* **The problem**
Reproduce each line exactly, including spacing and punctuation.

* **Raw records**
— start —
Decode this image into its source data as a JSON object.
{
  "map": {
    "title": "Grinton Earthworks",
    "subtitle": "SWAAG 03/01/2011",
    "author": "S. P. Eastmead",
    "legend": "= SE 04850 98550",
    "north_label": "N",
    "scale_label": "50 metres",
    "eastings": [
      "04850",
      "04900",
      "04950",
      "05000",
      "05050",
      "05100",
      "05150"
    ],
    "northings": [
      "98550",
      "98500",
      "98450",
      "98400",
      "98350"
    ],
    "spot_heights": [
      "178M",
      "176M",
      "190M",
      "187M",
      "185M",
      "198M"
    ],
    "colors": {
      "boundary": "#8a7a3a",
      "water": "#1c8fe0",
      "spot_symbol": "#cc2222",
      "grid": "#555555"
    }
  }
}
— end —
* **Written answer**
Decode this image into its source data as a JSON object.
{
  "map": {
    "title": "Grinton Earthworks",
    "subtitle": "SWAAG 03/01/2011",
    "author": "S. P. Eastmead",
    "legend": "= SE 04850 98550",
    "north_label": "N",
    "scale_label": "50 metres",
    "eastings": [
      "04850",
      "04900",
      "04950",
      "05000",
      "05050",
      "05100",
      "05150"
    ],
    "northings": [
      "98550",
      "98500",
      "98450",
      "98400",
      "98350"
    ],
    "spot_heights": [
      "178M",
      "176M",
      "190M",
      "187M",
      "185M",
      "198M"
    ],
    "colors": {
      "boundary": "#8a7a3a",
      "water": "#1c8fe0",
      "spot_symbol": "#cc2222",
      "grid": "#555555"
    }
  }
}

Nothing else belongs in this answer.